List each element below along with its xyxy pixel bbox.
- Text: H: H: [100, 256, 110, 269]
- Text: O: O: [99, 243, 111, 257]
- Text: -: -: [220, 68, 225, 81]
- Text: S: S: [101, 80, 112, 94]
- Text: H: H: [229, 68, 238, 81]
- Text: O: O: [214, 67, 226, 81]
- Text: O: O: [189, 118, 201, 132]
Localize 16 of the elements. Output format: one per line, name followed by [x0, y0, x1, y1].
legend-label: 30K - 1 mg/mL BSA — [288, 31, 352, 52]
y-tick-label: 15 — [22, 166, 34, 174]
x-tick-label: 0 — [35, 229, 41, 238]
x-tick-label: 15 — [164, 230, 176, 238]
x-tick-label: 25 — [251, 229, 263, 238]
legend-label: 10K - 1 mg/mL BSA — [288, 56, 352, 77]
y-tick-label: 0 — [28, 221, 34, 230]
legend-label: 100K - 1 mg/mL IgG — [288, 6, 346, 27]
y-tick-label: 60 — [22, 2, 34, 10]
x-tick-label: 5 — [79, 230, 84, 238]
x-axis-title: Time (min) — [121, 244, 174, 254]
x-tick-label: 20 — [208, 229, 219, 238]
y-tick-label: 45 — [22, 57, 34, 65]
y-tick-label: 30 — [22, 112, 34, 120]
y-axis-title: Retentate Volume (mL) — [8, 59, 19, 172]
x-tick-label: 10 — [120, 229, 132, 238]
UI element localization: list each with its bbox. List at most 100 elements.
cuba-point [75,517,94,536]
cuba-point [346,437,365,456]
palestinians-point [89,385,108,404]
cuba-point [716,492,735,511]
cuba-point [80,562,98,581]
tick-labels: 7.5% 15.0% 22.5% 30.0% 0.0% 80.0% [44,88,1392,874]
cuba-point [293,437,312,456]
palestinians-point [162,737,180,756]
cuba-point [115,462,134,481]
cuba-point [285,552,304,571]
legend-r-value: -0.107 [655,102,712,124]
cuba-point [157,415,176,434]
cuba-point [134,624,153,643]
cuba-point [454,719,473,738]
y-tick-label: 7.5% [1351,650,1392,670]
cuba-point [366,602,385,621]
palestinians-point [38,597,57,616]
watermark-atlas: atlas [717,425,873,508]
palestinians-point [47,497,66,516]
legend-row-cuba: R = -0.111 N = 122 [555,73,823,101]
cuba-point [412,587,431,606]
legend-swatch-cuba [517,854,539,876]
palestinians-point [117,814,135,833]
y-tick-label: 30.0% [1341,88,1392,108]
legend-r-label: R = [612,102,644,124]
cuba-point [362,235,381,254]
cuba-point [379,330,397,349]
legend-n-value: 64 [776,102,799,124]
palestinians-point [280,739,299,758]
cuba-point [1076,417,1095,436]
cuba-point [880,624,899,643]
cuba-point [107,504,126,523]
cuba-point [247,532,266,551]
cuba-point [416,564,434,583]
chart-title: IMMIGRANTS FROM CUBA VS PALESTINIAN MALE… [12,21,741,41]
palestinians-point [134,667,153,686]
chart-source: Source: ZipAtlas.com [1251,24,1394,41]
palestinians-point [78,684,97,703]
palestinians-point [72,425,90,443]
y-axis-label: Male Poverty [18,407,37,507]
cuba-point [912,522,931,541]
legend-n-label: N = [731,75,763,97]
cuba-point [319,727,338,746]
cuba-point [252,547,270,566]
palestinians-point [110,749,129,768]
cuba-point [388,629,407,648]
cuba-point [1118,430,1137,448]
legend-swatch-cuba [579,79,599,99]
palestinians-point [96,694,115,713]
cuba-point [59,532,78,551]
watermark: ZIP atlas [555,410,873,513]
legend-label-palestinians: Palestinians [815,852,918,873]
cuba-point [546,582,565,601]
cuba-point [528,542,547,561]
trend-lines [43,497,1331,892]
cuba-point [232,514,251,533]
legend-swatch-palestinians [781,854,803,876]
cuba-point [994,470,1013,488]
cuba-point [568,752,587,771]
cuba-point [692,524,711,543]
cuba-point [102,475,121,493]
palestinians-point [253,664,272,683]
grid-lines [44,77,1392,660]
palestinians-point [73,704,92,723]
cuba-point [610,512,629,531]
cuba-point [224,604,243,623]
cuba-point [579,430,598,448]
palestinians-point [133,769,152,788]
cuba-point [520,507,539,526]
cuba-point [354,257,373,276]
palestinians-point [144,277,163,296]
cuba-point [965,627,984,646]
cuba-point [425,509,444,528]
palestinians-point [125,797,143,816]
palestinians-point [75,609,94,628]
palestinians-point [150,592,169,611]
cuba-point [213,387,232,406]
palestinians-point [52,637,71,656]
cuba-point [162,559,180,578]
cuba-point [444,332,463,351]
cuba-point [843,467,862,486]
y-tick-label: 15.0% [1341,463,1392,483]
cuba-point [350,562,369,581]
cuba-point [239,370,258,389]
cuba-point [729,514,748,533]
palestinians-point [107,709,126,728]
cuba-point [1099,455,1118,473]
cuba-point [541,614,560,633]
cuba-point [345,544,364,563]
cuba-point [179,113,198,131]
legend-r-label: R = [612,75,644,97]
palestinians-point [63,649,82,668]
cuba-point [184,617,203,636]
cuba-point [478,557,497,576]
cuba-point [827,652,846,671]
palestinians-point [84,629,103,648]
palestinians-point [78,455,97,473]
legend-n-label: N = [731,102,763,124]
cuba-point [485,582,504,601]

Exercise brief
Please put every line of the records above into a JSON list of strings, one string per line, with blank lines left out.

Complete response
[
  "List each element below along with its xyxy pixel bbox.",
  "- Text: H: H: [100, 256, 110, 269]",
  "- Text: O: O: [99, 243, 111, 257]",
  "- Text: -: -: [220, 68, 225, 81]",
  "- Text: S: S: [101, 80, 112, 94]",
  "- Text: H: H: [229, 68, 238, 81]",
  "- Text: O: O: [214, 67, 226, 81]",
  "- Text: O: O: [189, 118, 201, 132]",
  "Localize 16 of the elements. Output format: one per line, name followed by [x0, y0, x1, y1].",
  "legend-label: 30K - 1 mg/mL BSA — [288, 31, 352, 52]",
  "y-tick-label: 15 — [22, 166, 34, 174]",
  "x-tick-label: 0 — [35, 229, 41, 238]",
  "x-tick-label: 15 — [164, 230, 176, 238]",
  "x-tick-label: 25 — [251, 229, 263, 238]",
  "legend-label: 10K - 1 mg/mL BSA — [288, 56, 352, 77]",
  "y-tick-label: 0 — [28, 221, 34, 230]",
  "legend-label: 100K - 1 mg/mL IgG — [288, 6, 346, 27]",
  "y-tick-label: 60 — [22, 2, 34, 10]",
  "x-tick-label: 5 — [79, 230, 84, 238]",
  "x-axis-title: Time (min) — [121, 244, 174, 254]",
  "x-tick-label: 20 — [208, 229, 219, 238]",
  "y-tick-label: 45 — [22, 57, 34, 65]",
  "y-tick-label: 30 — [22, 112, 34, 120]",
  "y-axis-title: Retentate Volume (mL) — [8, 59, 19, 172]",
  "x-tick-label: 10 — [120, 229, 132, 238]",
  "UI element localization: list each with its bbox. List at most 100 elements.",
  "cuba-point [75,517,94,536]",
  "cuba-point [346,437,365,456]",
  "palestinians-point [89,385,108,404]",
  "cuba-point [716,492,735,511]",
  "cuba-point [80,562,98,581]",
  "tick-labels: 7.5% 15.0% 22.5% 30.0% 0.0% 80.0% [44,88,1392,874]",
  "cuba-point [293,437,312,456]",
  "palestinians-point [162,737,180,756]",
  "cuba-point [115,462,134,481]",
  "cuba-point [285,552,304,571]",
  "legend-r-value: -0.107 [655,102,712,124]",
  "cuba-point [157,415,176,434]",
  "cuba-point [134,624,153,643]",
  "cuba-point [454,719,473,738]",
  "y-tick-label: 7.5% [1351,650,1392,670]",
  "cuba-point [366,602,385,621]",
  "palestinians-point [38,597,57,616]",
  "watermark-atlas: atlas [717,425,873,508]",
  "palestinians-point [47,497,66,516]",
  "legend-row-cuba: R = -0.111 N = 122 [555,73,823,101]",
  "cuba-point [412,587,431,606]",
  "legend-swatch-cuba [517,854,539,876]",
  "palestinians-point [117,814,135,833]",
  "y-tick-label: 30.0% [1341,88,1392,108]",
  "legend-r-label: R = [612,102,644,124]",
  "cuba-point [362,235,381,254]",
  "cuba-point [379,330,397,349]",
  "legend-n-value: 64 [776,102,799,124]",
  "palestinians-point [280,739,299,758]",
  "cuba-point [1076,417,1095,436]",
  "cuba-point [880,624,899,643]",
  "cuba-point [107,504,126,523]",
  "cuba-point [247,532,266,551]",
  "cuba-point [416,564,434,583]",
  "chart-title: IMMIGRANTS FROM CUBA VS PALESTINIAN MALE… [12,21,741,41]",
  "palestinians-point [134,667,153,686]",
  "chart-source: Source: ZipAtlas.com [1251,24,1394,41]",
  "palestinians-point [78,684,97,703]",
  "palestinians-point [72,425,90,443]",
  "y-axis-label: Male Poverty [18,407,37,507]",
  "cuba-point [912,522,931,541]",
  "legend-n-label: N = [731,75,763,97]",
  "cuba-point [319,727,338,746]",
  "cuba-point [252,547,270,566]",
  "palestinians-point [110,749,129,768]",
  "cuba-point [388,629,407,648]",
  "cuba-point [1118,430,1137,448]",
  "legend-swatch-cuba [579,79,599,99]",
  "palestinians-point [96,694,115,713]",
  "cuba-point [59,532,78,551]",
  "watermark: ZIP atlas [555,410,873,513]",
  "legend-label-palestinians: Palestinians [815,852,918,873]",
  "cuba-point [546,582,565,601]",
  "cuba-point [528,542,547,561]",
  "trend-lines [43,497,1331,892]",
  "cuba-point [232,514,251,533]",
  "legend-swatch-palestinians [781,854,803,876]",
  "cuba-point [994,470,1013,488]",
  "cuba-point [568,752,587,771]",
  "cuba-point [692,524,711,543]",
  "cuba-point [102,475,121,493]",
  "palestinians-point [253,664,272,683]",
  "grid-lines [44,77,1392,660]",
  "palestinians-point [73,704,92,723]",
  "cuba-point [610,512,629,531]",
  "cuba-point [224,604,243,623]",
  "cuba-point [579,430,598,448]",
  "palestinians-point [133,769,152,788]",
  "cuba-point [520,507,539,526]",
  "cuba-point [354,257,373,276]",
  "palestinians-point [144,277,163,296]",
  "cuba-point [965,627,984,646]",
  "cuba-point [425,509,444,528]",
  "palestinians-point [125,797,143,816]",
  "palestinians-point [75,609,94,628]",
  "palestinians-point [150,592,169,611]",
  "cuba-point [213,387,232,406]",
  "palestinians-point [52,637,71,656]",
  "cuba-point [162,559,180,578]",
  "cuba-point [444,332,463,351]",
  "cuba-point [843,467,862,486]",
  "y-tick-label: 15.0% [1341,463,1392,483]",
  "cuba-point [350,562,369,581]",
  "cuba-point [239,370,258,389]",
  "cuba-point [729,514,748,533]",
  "palestinians-point [107,709,126,728]",
  "cuba-point [1099,455,1118,473]",
  "cuba-point [541,614,560,633]",
  "cuba-point [345,544,364,563]",
  "cuba-point [179,113,198,131]",
  "legend-r-label: R = [612,75,644,97]",
  "palestinians-point [63,649,82,668]",
  "cuba-point [184,617,203,636]",
  "cuba-point [478,557,497,576]",
  "cuba-point [827,652,846,671]",
  "palestinians-point [84,629,103,648]",
  "palestinians-point [78,455,97,473]",
  "legend-n-label: N = [731,102,763,124]",
  "cuba-point [485,582,504,601]"
]